[Figure data in JSON]
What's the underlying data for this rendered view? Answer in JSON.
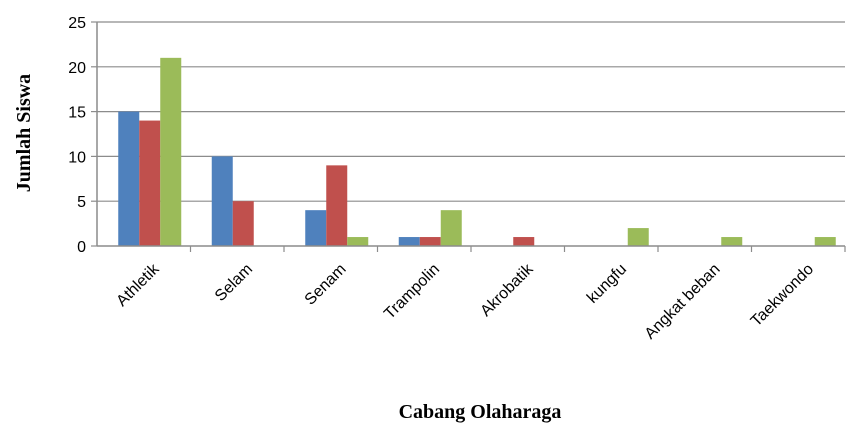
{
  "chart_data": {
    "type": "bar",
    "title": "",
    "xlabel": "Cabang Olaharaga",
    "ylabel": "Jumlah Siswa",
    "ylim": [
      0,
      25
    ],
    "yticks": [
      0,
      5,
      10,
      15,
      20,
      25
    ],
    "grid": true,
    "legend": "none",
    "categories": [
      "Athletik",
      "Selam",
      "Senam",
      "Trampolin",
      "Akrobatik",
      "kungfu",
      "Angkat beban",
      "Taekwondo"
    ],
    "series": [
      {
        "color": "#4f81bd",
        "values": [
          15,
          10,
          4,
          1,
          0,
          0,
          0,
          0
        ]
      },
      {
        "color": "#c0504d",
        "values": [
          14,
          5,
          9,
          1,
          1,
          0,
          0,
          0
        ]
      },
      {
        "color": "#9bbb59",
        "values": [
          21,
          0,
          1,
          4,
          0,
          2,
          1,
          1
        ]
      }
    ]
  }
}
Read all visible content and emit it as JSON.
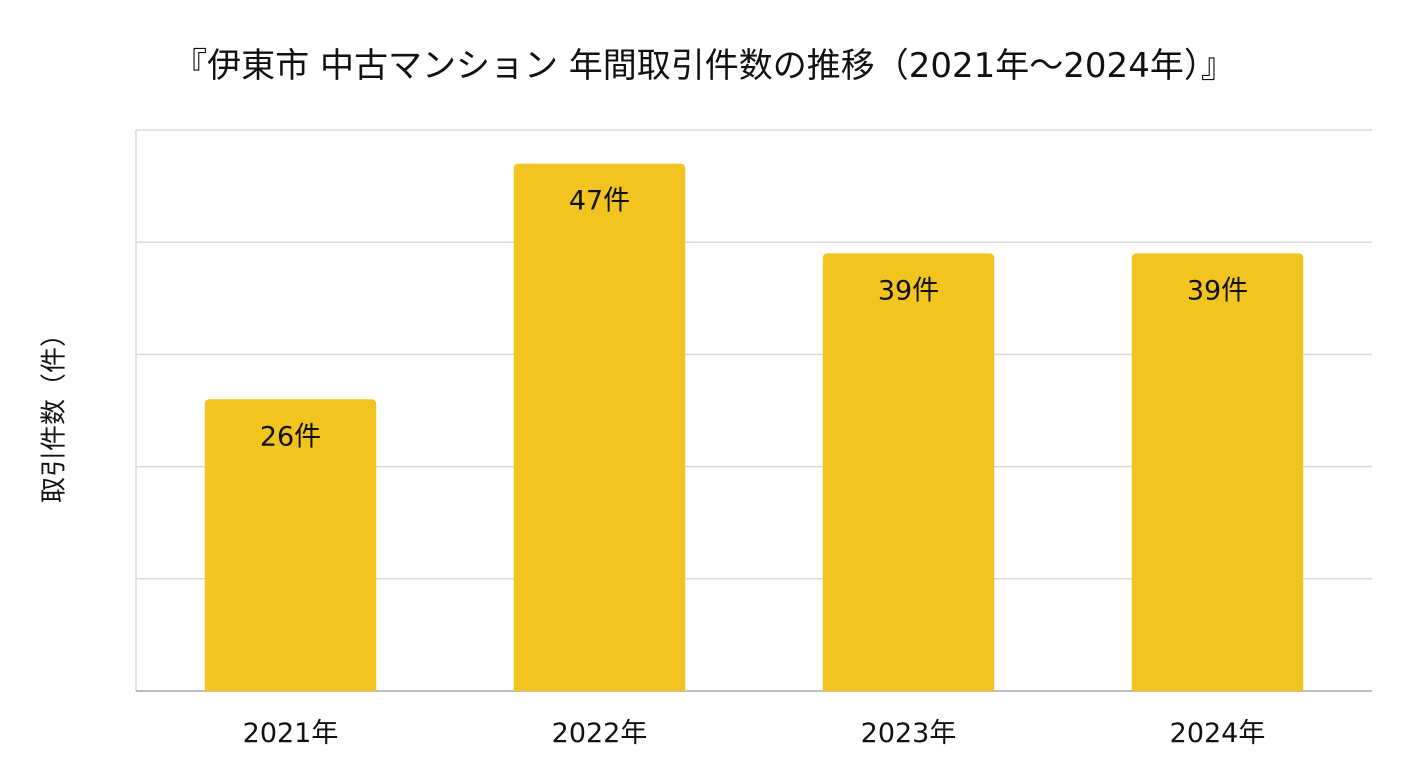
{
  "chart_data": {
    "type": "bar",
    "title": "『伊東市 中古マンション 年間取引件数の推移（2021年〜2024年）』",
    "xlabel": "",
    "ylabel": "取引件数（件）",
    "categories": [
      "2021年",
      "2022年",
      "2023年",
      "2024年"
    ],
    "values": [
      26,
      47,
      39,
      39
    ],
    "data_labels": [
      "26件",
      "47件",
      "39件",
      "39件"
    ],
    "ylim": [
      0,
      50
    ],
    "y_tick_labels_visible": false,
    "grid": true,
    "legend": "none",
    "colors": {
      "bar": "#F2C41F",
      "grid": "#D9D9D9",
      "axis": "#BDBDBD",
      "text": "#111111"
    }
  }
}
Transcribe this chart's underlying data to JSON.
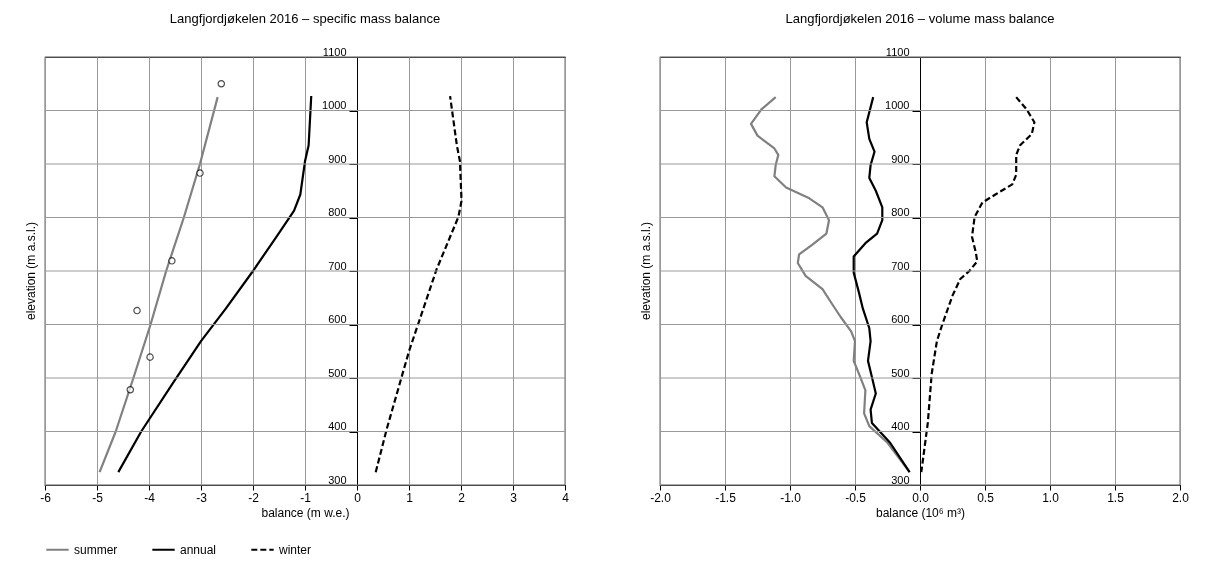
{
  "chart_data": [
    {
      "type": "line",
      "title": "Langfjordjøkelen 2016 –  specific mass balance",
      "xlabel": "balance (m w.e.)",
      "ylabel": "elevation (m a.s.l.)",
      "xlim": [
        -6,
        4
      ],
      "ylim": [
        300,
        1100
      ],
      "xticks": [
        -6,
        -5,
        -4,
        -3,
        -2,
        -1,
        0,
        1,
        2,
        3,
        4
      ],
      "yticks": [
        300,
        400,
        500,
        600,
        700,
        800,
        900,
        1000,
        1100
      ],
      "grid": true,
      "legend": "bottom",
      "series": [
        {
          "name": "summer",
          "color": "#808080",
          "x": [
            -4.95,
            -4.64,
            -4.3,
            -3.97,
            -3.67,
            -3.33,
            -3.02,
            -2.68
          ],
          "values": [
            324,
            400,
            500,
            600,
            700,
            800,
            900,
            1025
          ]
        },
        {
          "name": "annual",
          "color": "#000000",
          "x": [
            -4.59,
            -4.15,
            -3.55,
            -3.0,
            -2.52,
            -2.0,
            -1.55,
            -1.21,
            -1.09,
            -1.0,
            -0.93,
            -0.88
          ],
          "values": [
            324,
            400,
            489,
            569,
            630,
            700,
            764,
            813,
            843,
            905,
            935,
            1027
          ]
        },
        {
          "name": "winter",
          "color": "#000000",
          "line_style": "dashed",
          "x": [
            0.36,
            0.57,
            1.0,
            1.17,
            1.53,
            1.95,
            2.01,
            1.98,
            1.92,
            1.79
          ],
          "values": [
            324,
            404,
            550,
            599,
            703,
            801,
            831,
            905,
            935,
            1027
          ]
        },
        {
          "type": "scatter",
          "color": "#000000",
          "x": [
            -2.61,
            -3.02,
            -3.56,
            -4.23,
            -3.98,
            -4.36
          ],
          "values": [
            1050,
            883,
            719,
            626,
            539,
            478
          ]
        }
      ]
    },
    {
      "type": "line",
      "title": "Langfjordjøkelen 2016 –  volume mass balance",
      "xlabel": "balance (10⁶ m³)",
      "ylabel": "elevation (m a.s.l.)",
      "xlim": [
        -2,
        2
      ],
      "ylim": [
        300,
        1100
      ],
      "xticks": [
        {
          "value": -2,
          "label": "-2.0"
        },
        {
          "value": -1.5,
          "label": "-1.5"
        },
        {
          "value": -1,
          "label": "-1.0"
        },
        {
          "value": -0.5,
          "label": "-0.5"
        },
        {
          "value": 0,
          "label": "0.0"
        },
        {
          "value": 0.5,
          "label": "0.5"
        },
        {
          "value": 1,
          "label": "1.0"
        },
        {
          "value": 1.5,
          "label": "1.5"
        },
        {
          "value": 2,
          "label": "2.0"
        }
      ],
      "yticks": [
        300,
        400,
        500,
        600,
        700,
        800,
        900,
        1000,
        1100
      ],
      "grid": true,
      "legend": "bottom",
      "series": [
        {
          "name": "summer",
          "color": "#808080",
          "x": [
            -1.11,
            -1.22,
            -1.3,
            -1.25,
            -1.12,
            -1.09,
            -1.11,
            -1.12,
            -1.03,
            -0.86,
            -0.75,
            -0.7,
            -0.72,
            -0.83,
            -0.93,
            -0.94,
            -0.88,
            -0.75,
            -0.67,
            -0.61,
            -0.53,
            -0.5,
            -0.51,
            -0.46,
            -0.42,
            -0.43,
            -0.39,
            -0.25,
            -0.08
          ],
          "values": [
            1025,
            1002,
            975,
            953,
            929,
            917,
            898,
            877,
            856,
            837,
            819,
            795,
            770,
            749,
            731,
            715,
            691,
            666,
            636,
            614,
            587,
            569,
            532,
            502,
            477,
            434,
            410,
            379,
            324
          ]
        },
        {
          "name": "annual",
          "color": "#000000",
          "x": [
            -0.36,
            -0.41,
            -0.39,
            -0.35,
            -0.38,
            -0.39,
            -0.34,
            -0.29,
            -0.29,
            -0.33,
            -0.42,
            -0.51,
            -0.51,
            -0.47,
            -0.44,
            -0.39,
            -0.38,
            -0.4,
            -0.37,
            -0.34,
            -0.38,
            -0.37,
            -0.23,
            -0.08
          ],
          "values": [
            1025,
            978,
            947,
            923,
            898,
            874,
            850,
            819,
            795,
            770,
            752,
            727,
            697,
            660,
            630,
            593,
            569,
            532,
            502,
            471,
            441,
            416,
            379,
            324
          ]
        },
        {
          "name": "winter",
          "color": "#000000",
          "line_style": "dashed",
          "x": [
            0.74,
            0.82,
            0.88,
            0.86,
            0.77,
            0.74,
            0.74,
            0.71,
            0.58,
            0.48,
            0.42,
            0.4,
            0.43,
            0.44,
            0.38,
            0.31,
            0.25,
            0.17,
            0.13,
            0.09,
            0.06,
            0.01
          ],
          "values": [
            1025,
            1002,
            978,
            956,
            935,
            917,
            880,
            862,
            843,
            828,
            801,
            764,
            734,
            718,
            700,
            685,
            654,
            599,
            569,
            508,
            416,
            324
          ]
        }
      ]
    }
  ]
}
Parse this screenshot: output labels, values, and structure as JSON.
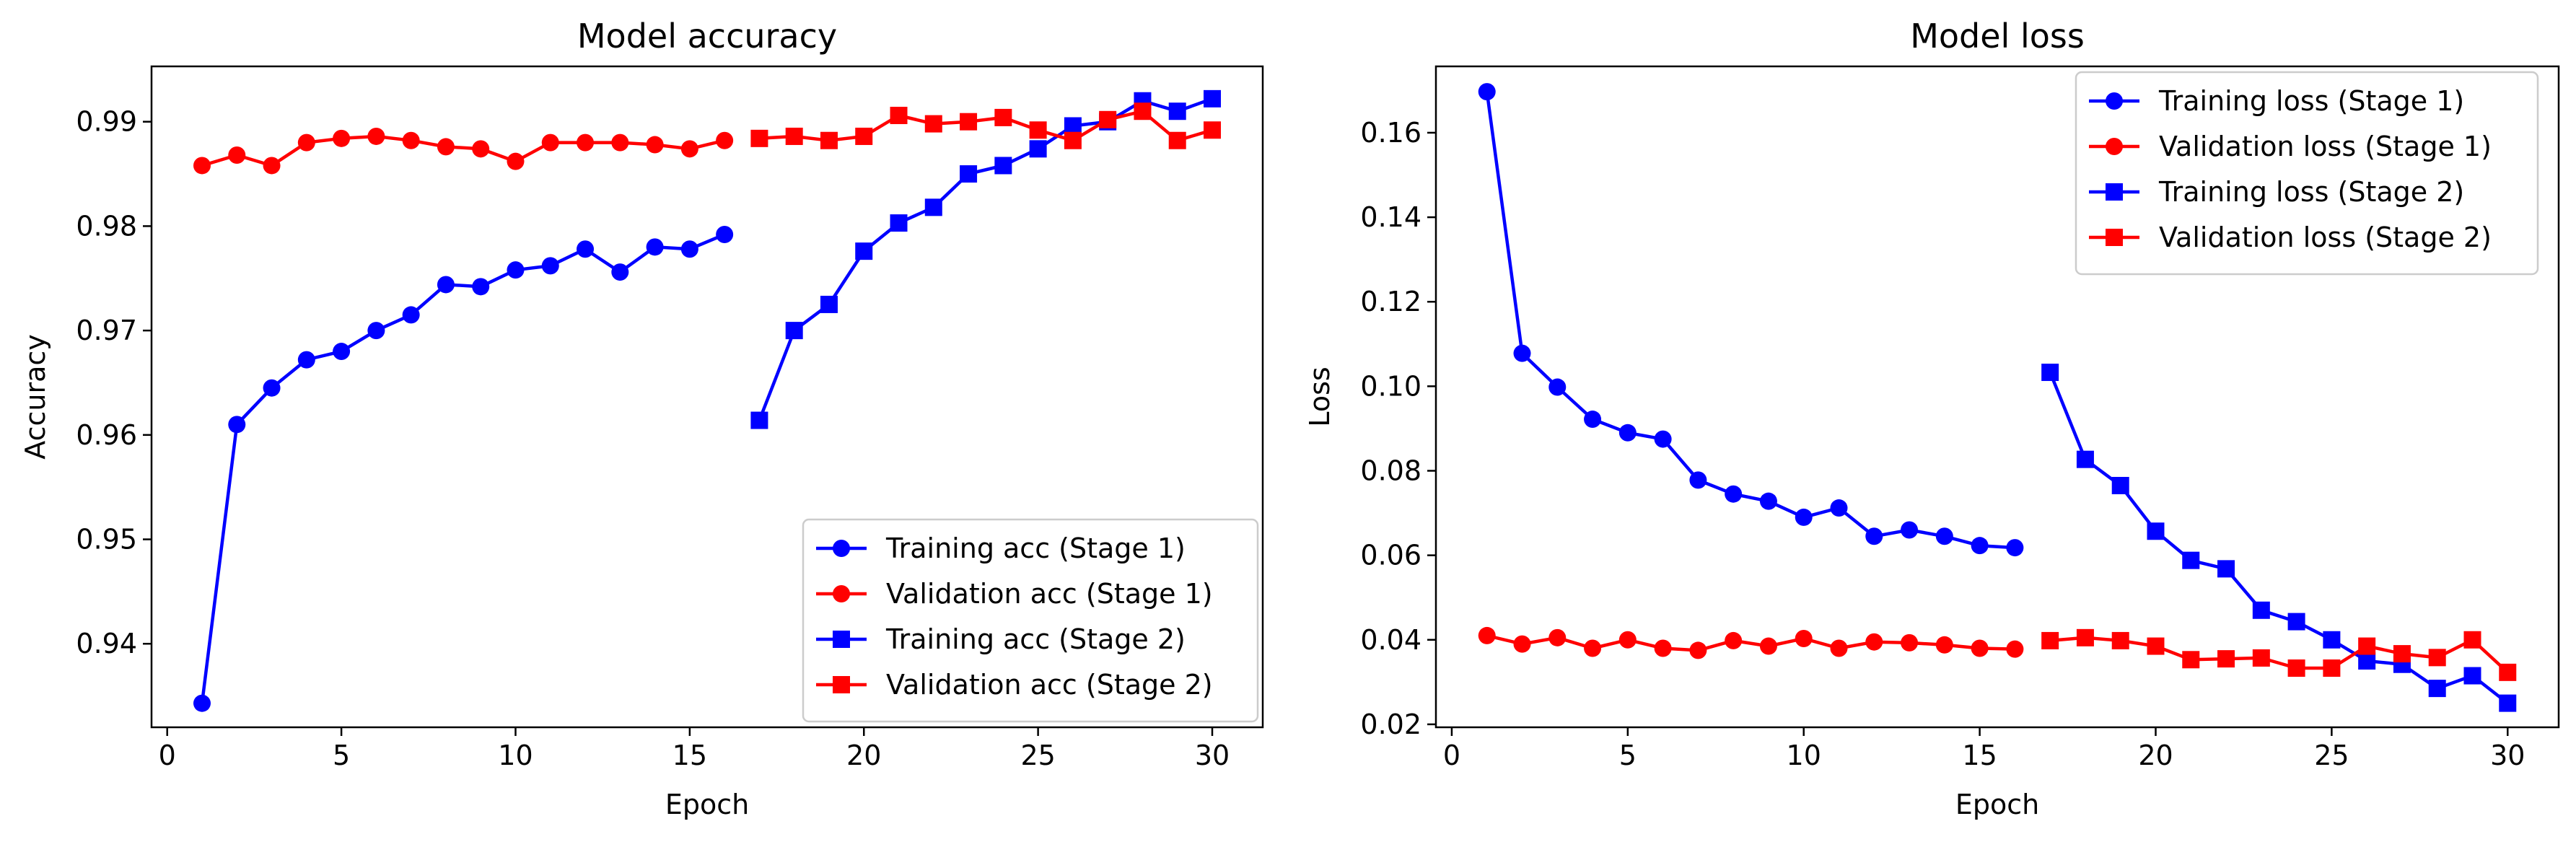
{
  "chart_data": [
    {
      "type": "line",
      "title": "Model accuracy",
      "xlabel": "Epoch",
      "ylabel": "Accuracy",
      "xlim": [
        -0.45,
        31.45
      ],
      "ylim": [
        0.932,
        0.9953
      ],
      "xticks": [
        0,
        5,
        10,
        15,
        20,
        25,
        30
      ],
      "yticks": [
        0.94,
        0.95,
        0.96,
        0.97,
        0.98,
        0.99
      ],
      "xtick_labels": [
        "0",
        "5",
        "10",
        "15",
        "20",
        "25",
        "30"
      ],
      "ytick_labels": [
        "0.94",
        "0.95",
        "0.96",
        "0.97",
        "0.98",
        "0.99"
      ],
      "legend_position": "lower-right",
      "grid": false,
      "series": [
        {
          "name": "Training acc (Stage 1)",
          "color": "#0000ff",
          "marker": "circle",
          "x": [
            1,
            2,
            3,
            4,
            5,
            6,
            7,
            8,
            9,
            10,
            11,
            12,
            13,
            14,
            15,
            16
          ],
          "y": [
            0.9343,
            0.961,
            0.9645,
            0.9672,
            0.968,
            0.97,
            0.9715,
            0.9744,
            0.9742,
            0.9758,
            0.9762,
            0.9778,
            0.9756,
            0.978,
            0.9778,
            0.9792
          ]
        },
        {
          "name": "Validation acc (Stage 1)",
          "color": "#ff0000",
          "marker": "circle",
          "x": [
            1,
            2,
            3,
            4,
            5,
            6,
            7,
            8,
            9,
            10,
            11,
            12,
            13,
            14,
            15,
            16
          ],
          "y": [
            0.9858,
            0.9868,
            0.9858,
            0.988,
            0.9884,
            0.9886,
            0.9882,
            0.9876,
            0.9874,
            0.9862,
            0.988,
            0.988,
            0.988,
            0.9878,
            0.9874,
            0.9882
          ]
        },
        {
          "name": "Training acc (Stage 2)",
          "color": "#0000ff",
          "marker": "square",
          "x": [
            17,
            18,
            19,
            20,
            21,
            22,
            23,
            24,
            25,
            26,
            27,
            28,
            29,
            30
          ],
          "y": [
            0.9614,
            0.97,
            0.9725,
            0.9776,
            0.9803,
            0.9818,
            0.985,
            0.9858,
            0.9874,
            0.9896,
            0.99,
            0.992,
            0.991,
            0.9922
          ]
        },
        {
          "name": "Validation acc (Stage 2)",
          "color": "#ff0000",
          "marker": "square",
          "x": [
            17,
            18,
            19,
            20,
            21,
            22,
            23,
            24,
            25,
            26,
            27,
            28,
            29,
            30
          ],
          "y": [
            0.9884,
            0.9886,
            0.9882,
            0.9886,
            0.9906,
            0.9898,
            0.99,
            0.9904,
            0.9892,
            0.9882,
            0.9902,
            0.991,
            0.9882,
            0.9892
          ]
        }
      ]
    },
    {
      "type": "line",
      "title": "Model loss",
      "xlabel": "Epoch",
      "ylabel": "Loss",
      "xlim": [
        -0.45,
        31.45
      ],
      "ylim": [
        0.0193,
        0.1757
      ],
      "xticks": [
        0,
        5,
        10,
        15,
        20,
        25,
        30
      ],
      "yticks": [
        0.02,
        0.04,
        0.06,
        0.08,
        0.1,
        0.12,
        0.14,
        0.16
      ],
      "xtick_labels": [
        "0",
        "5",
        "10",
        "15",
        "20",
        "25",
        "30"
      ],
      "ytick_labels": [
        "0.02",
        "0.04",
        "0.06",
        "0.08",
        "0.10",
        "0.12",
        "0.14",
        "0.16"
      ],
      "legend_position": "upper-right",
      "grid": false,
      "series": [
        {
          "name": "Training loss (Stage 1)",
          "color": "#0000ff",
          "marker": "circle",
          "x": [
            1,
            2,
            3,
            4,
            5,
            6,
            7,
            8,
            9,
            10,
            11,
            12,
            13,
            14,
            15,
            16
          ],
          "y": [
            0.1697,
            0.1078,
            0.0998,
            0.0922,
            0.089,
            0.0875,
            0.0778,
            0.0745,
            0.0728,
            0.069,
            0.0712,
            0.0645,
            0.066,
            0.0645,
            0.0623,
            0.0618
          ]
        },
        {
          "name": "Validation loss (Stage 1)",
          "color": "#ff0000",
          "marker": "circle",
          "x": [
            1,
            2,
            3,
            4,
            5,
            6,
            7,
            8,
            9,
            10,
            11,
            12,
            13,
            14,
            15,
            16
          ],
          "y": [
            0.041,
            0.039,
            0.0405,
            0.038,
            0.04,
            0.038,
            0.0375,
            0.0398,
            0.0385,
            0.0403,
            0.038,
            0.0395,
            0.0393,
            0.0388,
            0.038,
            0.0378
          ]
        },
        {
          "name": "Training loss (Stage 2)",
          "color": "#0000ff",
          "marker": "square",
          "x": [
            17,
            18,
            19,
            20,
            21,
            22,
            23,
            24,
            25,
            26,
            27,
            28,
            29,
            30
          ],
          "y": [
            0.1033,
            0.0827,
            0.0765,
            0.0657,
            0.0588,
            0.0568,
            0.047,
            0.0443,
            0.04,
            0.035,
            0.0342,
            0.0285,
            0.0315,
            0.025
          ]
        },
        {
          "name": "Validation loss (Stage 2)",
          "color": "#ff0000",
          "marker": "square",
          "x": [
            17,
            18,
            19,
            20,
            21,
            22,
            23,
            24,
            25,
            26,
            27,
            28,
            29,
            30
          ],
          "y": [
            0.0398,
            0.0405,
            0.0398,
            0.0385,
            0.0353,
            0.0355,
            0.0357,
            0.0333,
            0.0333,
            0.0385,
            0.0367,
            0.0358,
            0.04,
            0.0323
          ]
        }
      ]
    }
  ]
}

**Exercise objective**
Tally the lines of the data that contain the string "Validation" and report the total alone.

**Exercise result**
4